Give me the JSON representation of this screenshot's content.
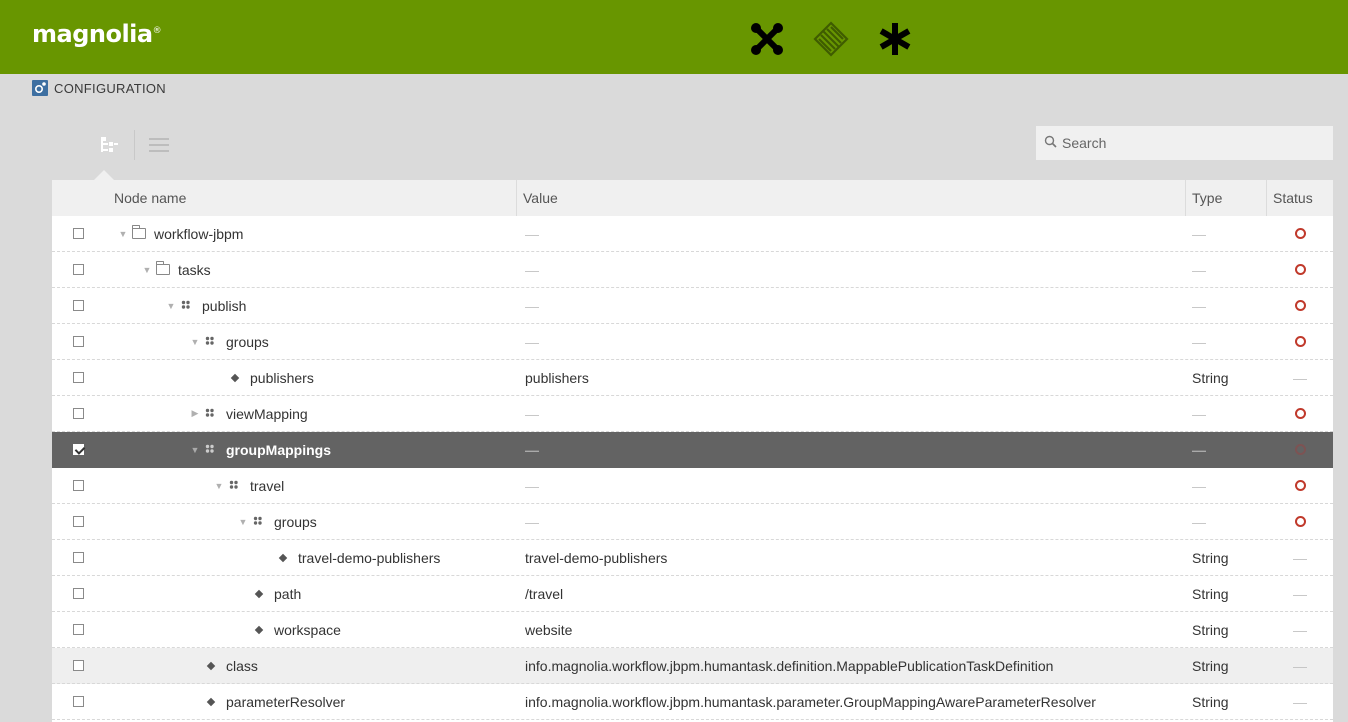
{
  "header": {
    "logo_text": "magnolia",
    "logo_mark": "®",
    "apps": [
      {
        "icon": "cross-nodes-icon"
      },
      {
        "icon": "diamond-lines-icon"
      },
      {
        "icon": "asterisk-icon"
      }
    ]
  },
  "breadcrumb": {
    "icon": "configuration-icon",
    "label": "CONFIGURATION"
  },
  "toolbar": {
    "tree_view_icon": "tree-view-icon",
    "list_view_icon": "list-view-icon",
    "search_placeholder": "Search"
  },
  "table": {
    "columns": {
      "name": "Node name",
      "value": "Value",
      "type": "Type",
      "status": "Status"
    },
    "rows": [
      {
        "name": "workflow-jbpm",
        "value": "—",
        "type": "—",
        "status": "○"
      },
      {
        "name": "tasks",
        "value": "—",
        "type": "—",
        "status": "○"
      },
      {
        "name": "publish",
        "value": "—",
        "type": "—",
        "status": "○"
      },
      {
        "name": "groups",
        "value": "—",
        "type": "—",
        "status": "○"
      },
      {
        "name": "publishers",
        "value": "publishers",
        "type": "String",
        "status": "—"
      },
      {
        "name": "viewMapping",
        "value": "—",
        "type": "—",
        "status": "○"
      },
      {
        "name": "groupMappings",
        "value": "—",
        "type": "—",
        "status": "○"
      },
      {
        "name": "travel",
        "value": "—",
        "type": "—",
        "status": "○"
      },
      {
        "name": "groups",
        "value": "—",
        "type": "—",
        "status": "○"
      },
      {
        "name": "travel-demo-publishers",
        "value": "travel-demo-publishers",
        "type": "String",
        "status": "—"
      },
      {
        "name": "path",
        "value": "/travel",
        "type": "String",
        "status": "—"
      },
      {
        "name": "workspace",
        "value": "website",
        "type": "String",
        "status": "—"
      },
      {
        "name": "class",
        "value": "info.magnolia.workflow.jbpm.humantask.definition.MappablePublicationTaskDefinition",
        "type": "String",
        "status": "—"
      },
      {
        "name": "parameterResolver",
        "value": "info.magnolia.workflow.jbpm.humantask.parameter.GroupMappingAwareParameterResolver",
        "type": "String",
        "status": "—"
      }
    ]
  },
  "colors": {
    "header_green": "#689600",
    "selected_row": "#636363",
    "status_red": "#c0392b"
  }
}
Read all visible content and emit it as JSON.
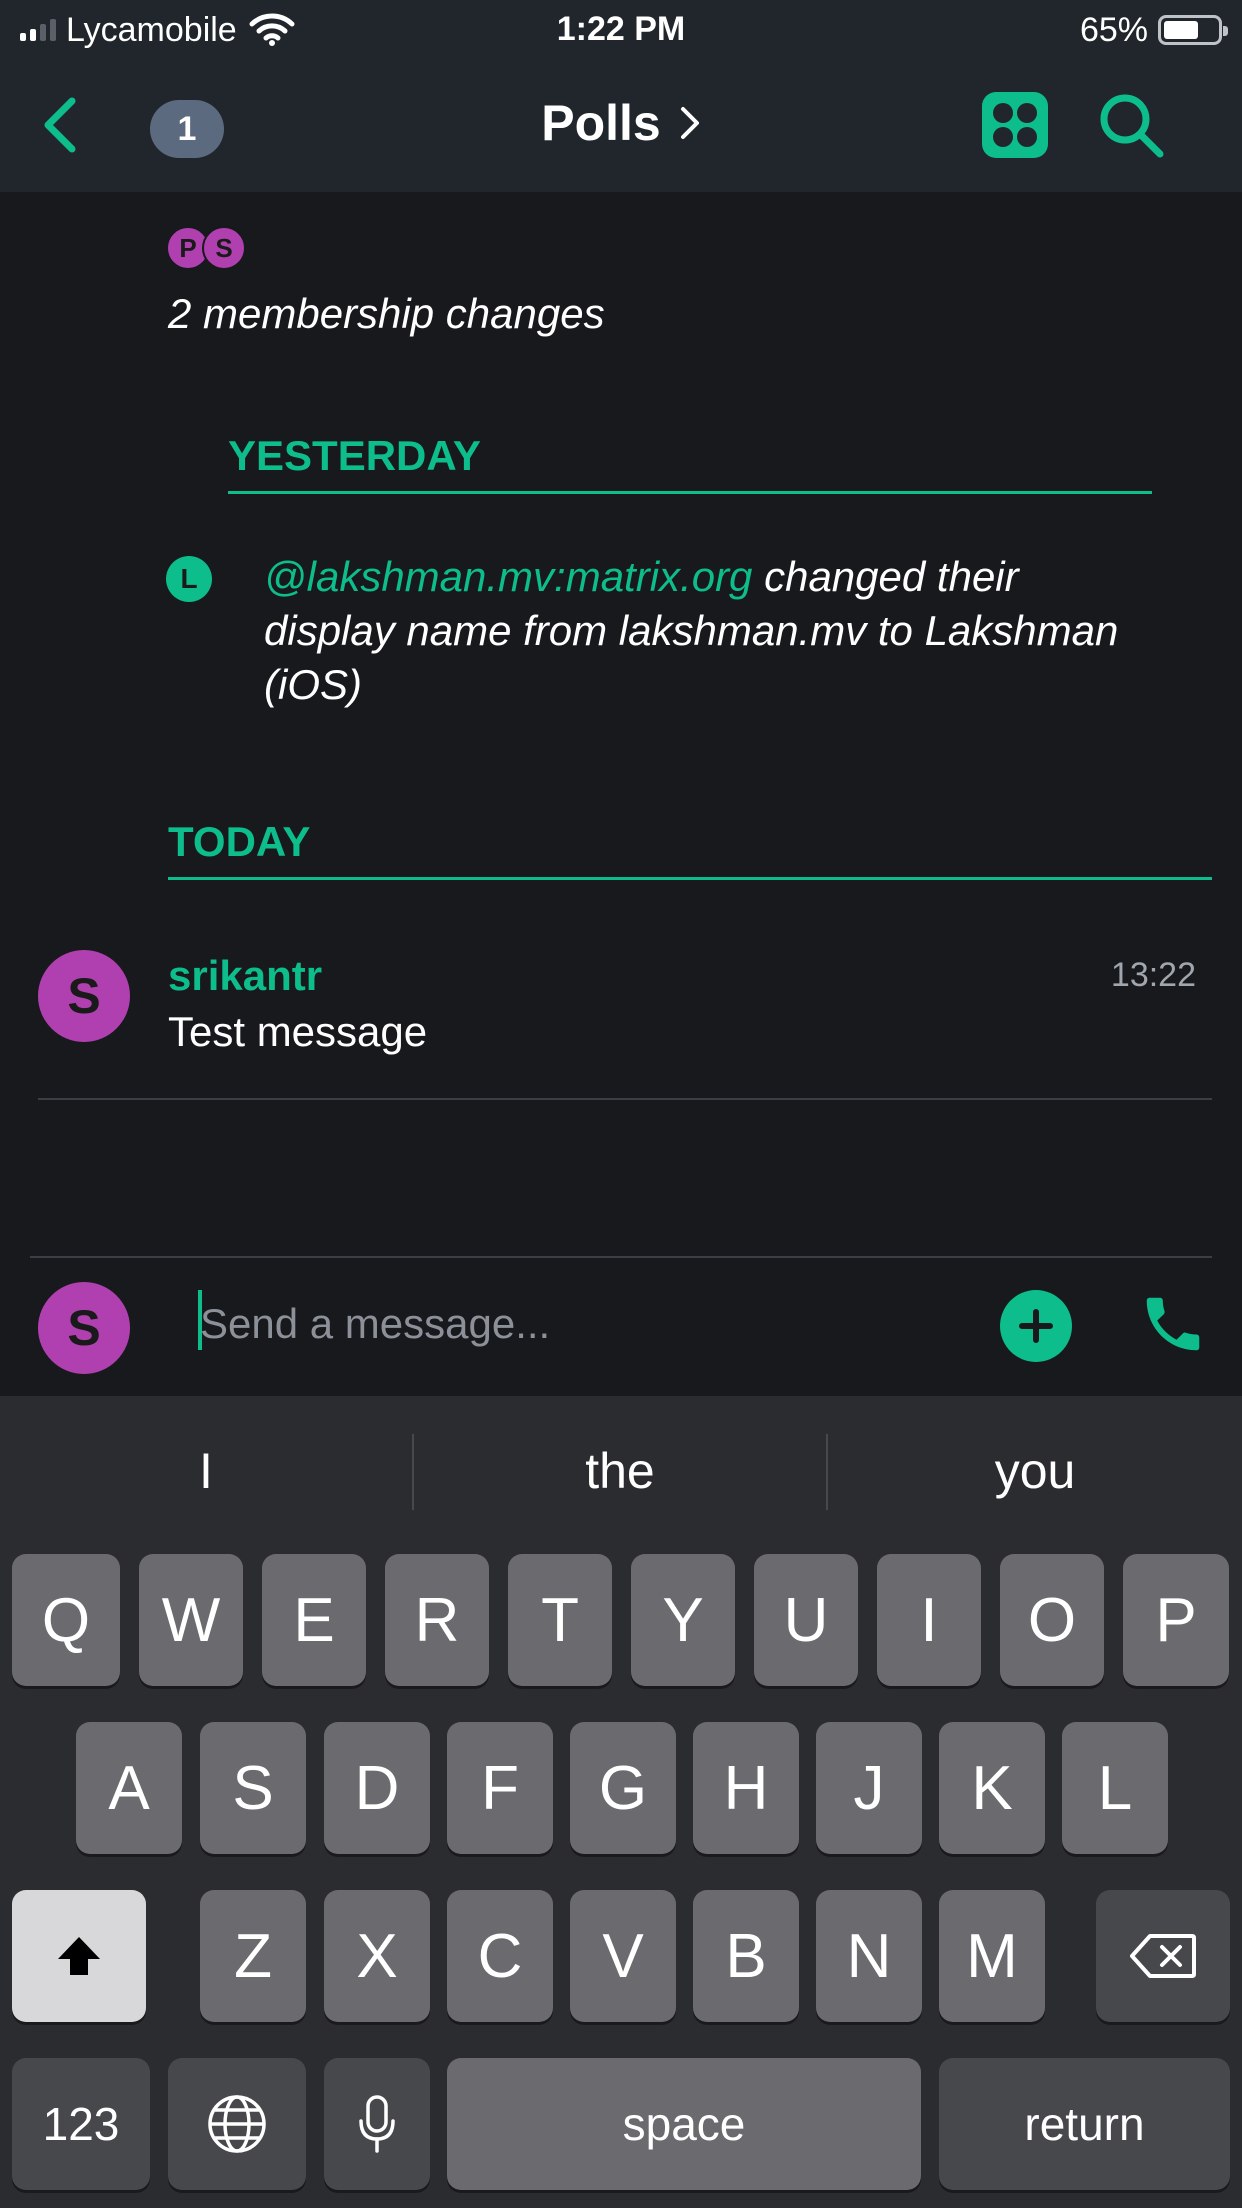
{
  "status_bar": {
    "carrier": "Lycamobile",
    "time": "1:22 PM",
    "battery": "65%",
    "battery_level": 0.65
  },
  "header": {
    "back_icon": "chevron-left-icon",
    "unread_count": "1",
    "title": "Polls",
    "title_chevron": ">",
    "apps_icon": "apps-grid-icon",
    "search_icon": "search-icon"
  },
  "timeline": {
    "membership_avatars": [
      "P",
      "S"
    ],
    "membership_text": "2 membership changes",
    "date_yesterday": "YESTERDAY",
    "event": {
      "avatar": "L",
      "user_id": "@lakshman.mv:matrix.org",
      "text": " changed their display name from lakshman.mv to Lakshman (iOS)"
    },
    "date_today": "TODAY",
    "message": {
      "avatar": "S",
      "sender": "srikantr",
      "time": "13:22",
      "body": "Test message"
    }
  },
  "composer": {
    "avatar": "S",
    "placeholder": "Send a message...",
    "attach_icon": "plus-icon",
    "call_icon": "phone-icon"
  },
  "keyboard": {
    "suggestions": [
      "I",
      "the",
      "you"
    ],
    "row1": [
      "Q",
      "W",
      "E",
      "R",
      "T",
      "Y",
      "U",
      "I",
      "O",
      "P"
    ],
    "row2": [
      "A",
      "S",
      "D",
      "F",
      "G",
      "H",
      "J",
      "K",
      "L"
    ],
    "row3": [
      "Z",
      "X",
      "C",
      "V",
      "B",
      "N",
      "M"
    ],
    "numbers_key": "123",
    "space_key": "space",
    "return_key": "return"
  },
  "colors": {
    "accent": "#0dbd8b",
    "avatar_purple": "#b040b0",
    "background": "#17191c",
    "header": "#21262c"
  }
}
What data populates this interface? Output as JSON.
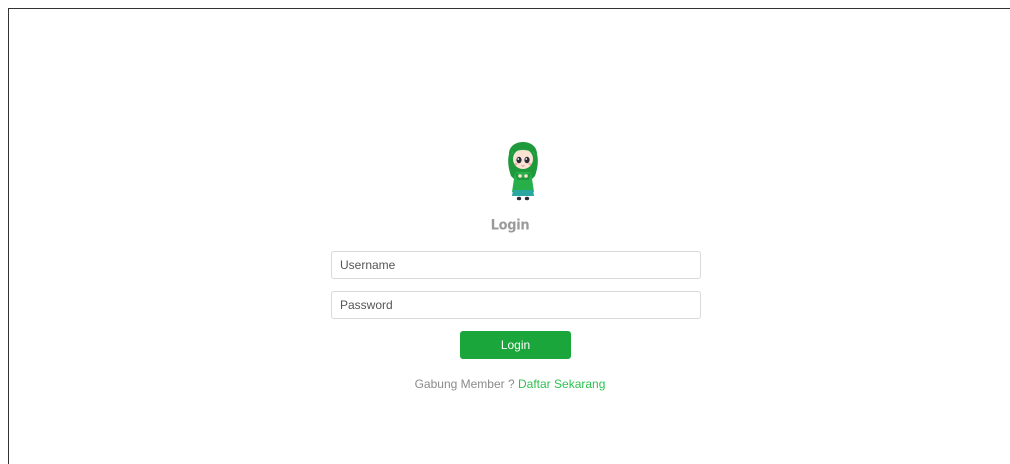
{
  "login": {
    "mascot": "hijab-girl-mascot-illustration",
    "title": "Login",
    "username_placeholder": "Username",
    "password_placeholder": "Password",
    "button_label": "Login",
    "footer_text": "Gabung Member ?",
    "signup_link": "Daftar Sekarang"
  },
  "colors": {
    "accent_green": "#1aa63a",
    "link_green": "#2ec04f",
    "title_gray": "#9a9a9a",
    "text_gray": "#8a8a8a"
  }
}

*DIRECTIVE:*
All the records need to be repeated exactly, with the images dropped.

*ANSWER TO THE TASK:*
Give me the JSON representation of this screenshot's content.
{
  "header": {
    "logo_text": "magnolia",
    "logo_mark": "®",
    "apps": [
      {
        "icon": "cross-nodes-icon"
      },
      {
        "icon": "diamond-lines-icon"
      },
      {
        "icon": "asterisk-icon"
      }
    ]
  },
  "breadcrumb": {
    "icon": "configuration-icon",
    "label": "CONFIGURATION"
  },
  "toolbar": {
    "tree_view_icon": "tree-view-icon",
    "list_view_icon": "list-view-icon",
    "search_placeholder": "Search"
  },
  "table": {
    "columns": {
      "name": "Node name",
      "value": "Value",
      "type": "Type",
      "status": "Status"
    },
    "rows": [
      {
        "name": "workflow-jbpm",
        "value": "—",
        "type": "—",
        "status": "○"
      },
      {
        "name": "tasks",
        "value": "—",
        "type": "—",
        "status": "○"
      },
      {
        "name": "publish",
        "value": "—",
        "type": "—",
        "status": "○"
      },
      {
        "name": "groups",
        "value": "—",
        "type": "—",
        "status": "○"
      },
      {
        "name": "publishers",
        "value": "publishers",
        "type": "String",
        "status": "—"
      },
      {
        "name": "viewMapping",
        "value": "—",
        "type": "—",
        "status": "○"
      },
      {
        "name": "groupMappings",
        "value": "—",
        "type": "—",
        "status": "○"
      },
      {
        "name": "travel",
        "value": "—",
        "type": "—",
        "status": "○"
      },
      {
        "name": "groups",
        "value": "—",
        "type": "—",
        "status": "○"
      },
      {
        "name": "travel-demo-publishers",
        "value": "travel-demo-publishers",
        "type": "String",
        "status": "—"
      },
      {
        "name": "path",
        "value": "/travel",
        "type": "String",
        "status": "—"
      },
      {
        "name": "workspace",
        "value": "website",
        "type": "String",
        "status": "—"
      },
      {
        "name": "class",
        "value": "info.magnolia.workflow.jbpm.humantask.definition.MappablePublicationTaskDefinition",
        "type": "String",
        "status": "—"
      },
      {
        "name": "parameterResolver",
        "value": "info.magnolia.workflow.jbpm.humantask.parameter.GroupMappingAwareParameterResolver",
        "type": "String",
        "status": "—"
      }
    ]
  },
  "colors": {
    "header_green": "#689600",
    "selected_row": "#636363",
    "status_red": "#c0392b"
  }
}
Read all visible content and emit it as JSON.
{
  "status_bar": {
    "carrier": "Lycamobile",
    "time": "1:22 PM",
    "battery": "65%",
    "battery_level": 0.65
  },
  "header": {
    "back_icon": "chevron-left-icon",
    "unread_count": "1",
    "title": "Polls",
    "title_chevron": ">",
    "apps_icon": "apps-grid-icon",
    "search_icon": "search-icon"
  },
  "timeline": {
    "membership_avatars": [
      "P",
      "S"
    ],
    "membership_text": "2 membership changes",
    "date_yesterday": "YESTERDAY",
    "event": {
      "avatar": "L",
      "user_id": "@lakshman.mv:matrix.org",
      "text": " changed their display name from lakshman.mv to Lakshman (iOS)"
    },
    "date_today": "TODAY",
    "message": {
      "avatar": "S",
      "sender": "srikantr",
      "time": "13:22",
      "body": "Test message"
    }
  },
  "composer": {
    "avatar": "S",
    "placeholder": "Send a message...",
    "attach_icon": "plus-icon",
    "call_icon": "phone-icon"
  },
  "keyboard": {
    "suggestions": [
      "I",
      "the",
      "you"
    ],
    "row1": [
      "Q",
      "W",
      "E",
      "R",
      "T",
      "Y",
      "U",
      "I",
      "O",
      "P"
    ],
    "row2": [
      "A",
      "S",
      "D",
      "F",
      "G",
      "H",
      "J",
      "K",
      "L"
    ],
    "row3": [
      "Z",
      "X",
      "C",
      "V",
      "B",
      "N",
      "M"
    ],
    "numbers_key": "123",
    "space_key": "space",
    "return_key": "return"
  },
  "colors": {
    "accent": "#0dbd8b",
    "avatar_purple": "#b040b0",
    "background": "#17191c",
    "header": "#21262c"
  }
}
What data populates this interface? Output as JSON.
{
  "login": {
    "mascot": "hijab-girl-mascot-illustration",
    "title": "Login",
    "username_placeholder": "Username",
    "password_placeholder": "Password",
    "button_label": "Login",
    "footer_text": "Gabung Member ?",
    "signup_link": "Daftar Sekarang"
  },
  "colors": {
    "accent_green": "#1aa63a",
    "link_green": "#2ec04f",
    "title_gray": "#9a9a9a",
    "text_gray": "#8a8a8a"
  }
}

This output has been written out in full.